TU OBJETIVO:
Según el texto sobre la ermita del Patrocinio que aparece más abajo, ¿qué reformas incluía el proyecto de remodelación? Enuméralas todas.

━━ FRAGMENTO

La Ermita de Nuestra Señora del Patrocinio se localiza dentro del casco urbano de Pedroso y fue construida en la segunda mitad del siglo XVII, siendo reconstruida un siglo más tarde. El edificio está realizado en mampostería, ladrillo y sillería con claras influencias madrileñas.
Según el presbítero pedroseño Juan Matías de Herce Anguiano en su "Compendio Histórico de la Villa de Pedroso" de 1786, la ermita debe su fundación a la piedad del venerable sacerdote Juan Domingo Herce, hijo del pueblo, licenciado, Comisario del Santo Oficio de la Inquisición y cura durante 20 años de la parroquia de Pedroso. Se edificó en el mismo sitio donde antes estuvo la ermita de Santo Domingo de la Calzada.
Las obras de la primera época pudieron comenzar hacia 1670, conservándose de ellas la extraordinaria cúpula de media naranja, los retablos, el baldaquino de la virgen, todos ellos de arte barroco, y la mayoría de las imágenes y cuadros. Hacia 1750 se inicia la reestructuración definitiva gracias a la iniciativa de Juan Manuel de Baños, natural de Pedroso y vecino de Madrid.
La imagen de la Virgen del Patrocinio fue realizada en 1670 por el escultor Francisco de la Cantolla, autor también de varias esculturas de la iglesia parroquial.
El proyecto de remodelación fue obra del maestro de obras madrileño Félix Domínguez y del aparejador Agustín Paniagua, quien fue el encargado de terminarla. Las reformas incluían alargar la ermita de siete a ocho varas, quitar la bóveda y tejado, aumentar la altura y reorganizar los espacios. En 1786, el alcalde Salvador Hernández Anguiano impulsó decisivamente el proyecto, remitiendo una carta a todos los hijos del pueblo residentes en distintos puntos de España y América para que contribuyeran a los cuantiosos gastos de la fachada.
Entre las donaciones destaca la del doctor Pedro Ignacio Ibarreta y Ribera, Chantre de la Iglesia Catedral de Guadalajara de Indias (México), que remitió 2.000 reales, sirviendo además para agrandar la casa adyacente que cobijase las tres capellanías que atendían el culto de la ermita. El importe total de las reformas ascendió a 63.781 reales y 10 maravedís, interviniendo en ellas artífices regionales de reconocido prestigio como el arquitecto najerino Francisco de Gurrea, quien materializó la fachada. Juan Manuel de Baños regaló además una campana para la espadaña que culmina la fachada.
Además de Francisco de Gurrea, en la obra intervinieron el cantero Vicente Aranzuri de Huércanos, encargado de la piedra procedente de San Asensio, y Pedro de Arrieta, responsable de las baldosas, tejas y ladrillos.
Estructuralmente, la fachada tiene tres arcos de ingreso al pórtico, está rematada con una espadaña de dos huecos. Su planta es rectangular de una sola nave de cinco tramos, con crucero y cabecera cuadrangular. En su interior destaca los dos retablos, el baldaquino de la virgen del Patrocinio (escultura de una sola pieza), ambos de arte barroco de finales del siglo XVII. También encontramos varias imágenes y cuadros de esa época y una magnífica cúpula decorada con yeserías policromadas.

━━━━
━━ DATOS PROPORCIONADOS

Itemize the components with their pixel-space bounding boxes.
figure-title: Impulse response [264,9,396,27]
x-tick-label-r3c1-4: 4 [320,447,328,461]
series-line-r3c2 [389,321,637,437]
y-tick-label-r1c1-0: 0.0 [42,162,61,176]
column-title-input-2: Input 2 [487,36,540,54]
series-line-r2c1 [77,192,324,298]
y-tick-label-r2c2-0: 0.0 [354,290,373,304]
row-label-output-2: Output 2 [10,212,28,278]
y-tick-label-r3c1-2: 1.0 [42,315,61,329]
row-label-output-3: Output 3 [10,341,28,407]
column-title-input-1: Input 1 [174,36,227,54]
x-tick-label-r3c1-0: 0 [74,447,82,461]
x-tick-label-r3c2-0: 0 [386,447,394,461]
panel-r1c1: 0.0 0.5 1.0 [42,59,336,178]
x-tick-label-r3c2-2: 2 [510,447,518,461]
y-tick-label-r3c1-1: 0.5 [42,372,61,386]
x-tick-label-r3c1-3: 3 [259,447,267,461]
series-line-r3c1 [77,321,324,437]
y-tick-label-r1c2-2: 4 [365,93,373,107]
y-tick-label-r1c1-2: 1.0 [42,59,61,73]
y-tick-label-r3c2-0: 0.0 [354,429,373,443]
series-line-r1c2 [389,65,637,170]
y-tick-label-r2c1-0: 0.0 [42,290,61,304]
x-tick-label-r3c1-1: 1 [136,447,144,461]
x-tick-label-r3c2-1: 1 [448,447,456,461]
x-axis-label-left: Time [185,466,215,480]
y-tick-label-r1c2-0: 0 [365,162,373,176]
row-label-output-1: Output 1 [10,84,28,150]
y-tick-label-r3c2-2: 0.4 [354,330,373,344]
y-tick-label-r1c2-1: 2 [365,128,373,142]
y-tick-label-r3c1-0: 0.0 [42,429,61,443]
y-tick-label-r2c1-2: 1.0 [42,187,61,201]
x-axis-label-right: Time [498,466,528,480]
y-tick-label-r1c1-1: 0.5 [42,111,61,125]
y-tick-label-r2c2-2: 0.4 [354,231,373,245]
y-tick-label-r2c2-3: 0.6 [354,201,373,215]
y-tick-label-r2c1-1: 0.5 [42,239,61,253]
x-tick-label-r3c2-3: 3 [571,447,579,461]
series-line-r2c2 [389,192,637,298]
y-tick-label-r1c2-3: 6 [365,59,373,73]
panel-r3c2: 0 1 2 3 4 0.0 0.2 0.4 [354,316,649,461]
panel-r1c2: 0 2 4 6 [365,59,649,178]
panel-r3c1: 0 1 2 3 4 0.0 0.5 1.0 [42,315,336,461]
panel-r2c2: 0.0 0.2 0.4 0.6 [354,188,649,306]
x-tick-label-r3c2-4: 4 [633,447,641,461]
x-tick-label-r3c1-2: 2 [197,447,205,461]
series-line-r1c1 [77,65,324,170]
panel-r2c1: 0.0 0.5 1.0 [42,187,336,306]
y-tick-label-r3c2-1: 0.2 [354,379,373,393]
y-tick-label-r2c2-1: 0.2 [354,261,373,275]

━━━━

RESPUESTA DEL EJERCICIO:
- Alargar la ermita de siete a ocho varas
- Quitar la bóveda y tejado
- Aumentar la altura
- Reorganizar los espacios